* **Instructions to follow**
In the entries below, identify every line with the string "ſeede" and copy it.

Stored records:
______________________________

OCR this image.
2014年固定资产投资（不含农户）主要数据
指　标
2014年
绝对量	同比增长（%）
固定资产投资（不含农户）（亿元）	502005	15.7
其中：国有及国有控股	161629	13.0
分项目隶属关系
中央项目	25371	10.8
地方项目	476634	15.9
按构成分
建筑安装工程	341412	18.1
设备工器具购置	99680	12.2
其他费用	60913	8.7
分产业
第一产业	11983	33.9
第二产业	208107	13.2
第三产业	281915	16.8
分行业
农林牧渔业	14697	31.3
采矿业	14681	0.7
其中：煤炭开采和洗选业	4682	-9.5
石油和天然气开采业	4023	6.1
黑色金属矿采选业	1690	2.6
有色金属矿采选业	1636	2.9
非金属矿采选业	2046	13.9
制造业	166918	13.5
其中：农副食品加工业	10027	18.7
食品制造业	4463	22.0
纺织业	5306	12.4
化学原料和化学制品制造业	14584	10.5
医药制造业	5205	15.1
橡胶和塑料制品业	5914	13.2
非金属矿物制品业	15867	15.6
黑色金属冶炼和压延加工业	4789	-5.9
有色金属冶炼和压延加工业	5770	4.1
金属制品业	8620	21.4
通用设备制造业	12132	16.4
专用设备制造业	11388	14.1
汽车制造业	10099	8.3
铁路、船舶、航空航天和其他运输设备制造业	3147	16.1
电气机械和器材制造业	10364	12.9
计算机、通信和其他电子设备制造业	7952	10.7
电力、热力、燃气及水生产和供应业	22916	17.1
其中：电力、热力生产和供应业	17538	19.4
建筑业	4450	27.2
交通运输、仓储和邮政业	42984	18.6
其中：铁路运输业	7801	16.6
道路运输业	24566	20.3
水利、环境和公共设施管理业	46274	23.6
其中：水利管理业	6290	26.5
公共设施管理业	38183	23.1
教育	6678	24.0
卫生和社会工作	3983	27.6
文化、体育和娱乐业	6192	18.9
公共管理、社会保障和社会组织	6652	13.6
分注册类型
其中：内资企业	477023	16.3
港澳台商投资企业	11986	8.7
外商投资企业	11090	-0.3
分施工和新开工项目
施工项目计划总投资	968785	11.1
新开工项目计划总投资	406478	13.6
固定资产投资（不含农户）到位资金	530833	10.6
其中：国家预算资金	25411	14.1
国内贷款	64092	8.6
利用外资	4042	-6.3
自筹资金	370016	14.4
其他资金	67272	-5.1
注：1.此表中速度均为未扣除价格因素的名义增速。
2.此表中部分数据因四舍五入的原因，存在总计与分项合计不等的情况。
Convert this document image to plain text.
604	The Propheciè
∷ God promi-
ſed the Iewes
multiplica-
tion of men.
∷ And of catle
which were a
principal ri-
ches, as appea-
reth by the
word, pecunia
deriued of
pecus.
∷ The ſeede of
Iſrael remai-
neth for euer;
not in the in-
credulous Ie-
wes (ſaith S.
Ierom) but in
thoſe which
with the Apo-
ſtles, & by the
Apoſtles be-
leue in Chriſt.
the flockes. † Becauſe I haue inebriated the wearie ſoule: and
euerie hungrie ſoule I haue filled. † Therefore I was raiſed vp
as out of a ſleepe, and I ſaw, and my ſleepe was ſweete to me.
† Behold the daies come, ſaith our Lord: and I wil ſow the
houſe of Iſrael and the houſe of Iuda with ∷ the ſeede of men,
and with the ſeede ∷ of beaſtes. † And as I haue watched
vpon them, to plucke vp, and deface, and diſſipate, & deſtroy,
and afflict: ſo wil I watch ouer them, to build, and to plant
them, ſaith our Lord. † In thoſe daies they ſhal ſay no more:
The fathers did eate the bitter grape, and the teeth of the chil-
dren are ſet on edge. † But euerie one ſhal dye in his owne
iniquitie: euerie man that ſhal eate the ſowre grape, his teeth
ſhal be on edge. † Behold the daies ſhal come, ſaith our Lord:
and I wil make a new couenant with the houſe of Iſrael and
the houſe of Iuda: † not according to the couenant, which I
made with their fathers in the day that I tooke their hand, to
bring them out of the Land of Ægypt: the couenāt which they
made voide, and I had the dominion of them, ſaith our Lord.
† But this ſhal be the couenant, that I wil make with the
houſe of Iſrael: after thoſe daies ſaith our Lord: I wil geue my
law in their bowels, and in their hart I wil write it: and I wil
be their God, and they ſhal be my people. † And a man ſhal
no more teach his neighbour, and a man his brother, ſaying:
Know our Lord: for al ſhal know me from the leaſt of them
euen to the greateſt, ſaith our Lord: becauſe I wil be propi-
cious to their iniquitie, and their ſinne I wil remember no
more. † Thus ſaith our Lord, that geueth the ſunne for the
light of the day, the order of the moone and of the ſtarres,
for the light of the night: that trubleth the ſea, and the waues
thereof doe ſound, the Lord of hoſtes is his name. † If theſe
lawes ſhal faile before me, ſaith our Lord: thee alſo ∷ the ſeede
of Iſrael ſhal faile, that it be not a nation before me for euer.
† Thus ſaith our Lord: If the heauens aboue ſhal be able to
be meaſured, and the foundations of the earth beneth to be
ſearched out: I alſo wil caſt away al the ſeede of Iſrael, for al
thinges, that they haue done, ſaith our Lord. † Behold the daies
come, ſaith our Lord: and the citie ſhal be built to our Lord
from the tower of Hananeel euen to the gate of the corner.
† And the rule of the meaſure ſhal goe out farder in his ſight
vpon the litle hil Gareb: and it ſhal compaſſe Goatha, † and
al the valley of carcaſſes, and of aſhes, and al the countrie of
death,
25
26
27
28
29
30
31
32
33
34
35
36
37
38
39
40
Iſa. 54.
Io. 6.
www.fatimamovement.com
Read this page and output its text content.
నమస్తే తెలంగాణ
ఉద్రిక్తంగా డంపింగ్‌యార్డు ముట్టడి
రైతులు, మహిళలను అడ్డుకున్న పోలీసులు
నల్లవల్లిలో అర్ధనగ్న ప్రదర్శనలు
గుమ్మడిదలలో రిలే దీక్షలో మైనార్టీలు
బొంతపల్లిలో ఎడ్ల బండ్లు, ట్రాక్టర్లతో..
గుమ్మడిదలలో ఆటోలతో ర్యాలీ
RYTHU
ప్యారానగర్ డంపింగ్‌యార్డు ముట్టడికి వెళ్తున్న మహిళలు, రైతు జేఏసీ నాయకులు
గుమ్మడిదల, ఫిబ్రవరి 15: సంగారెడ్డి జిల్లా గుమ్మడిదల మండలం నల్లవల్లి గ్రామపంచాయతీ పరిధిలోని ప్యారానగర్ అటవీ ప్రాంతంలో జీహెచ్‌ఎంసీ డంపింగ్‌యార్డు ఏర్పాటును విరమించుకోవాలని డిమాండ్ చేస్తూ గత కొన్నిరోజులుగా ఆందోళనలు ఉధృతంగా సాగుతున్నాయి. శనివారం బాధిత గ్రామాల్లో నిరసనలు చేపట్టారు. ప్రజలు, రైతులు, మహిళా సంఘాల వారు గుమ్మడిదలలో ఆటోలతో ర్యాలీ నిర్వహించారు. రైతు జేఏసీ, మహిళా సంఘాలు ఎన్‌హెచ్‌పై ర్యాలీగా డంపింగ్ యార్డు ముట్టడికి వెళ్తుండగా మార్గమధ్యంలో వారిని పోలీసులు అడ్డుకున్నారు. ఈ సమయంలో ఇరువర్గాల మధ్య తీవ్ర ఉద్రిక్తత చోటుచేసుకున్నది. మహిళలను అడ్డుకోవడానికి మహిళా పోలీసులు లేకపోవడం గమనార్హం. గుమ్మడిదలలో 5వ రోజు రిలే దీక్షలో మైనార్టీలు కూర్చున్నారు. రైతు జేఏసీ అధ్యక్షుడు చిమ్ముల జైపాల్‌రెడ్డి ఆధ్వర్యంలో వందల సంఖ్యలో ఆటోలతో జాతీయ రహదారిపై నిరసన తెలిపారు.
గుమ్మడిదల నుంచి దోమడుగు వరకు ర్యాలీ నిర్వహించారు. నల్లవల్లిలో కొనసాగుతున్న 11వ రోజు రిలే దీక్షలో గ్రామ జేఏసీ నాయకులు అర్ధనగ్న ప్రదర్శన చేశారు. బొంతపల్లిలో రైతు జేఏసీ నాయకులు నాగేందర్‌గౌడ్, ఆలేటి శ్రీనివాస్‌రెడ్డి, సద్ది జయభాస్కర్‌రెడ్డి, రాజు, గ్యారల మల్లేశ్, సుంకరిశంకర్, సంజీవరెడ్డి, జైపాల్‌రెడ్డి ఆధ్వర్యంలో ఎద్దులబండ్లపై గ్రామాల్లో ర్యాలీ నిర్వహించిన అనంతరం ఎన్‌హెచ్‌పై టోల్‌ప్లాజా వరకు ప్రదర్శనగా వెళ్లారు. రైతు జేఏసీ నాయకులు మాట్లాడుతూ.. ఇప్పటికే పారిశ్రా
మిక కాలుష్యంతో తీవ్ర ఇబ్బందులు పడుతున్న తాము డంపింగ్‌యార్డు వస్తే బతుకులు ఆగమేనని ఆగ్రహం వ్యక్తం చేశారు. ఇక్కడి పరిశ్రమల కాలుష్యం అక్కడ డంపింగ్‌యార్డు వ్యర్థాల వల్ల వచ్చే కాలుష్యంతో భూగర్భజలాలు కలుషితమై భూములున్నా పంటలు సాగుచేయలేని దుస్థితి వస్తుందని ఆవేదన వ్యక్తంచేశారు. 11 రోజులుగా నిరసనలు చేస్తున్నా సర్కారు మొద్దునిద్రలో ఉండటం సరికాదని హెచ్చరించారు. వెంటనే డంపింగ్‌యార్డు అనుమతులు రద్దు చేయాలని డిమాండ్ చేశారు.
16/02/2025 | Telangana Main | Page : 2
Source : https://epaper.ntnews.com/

______________________________

* **Reply to the task**
∷ The ſeede of
houſe of Iſrael and the houſe of Iuda with ∷ the ſeede of men,
and with the ſeede ∷ of beaſtes. † And as I haue watched
lawes ſhal faile before me, ſaith our Lord: thee alſo ∷ the ſeede
ſearched out: I alſo wil caſt away al the ſeede of Iſrael, for al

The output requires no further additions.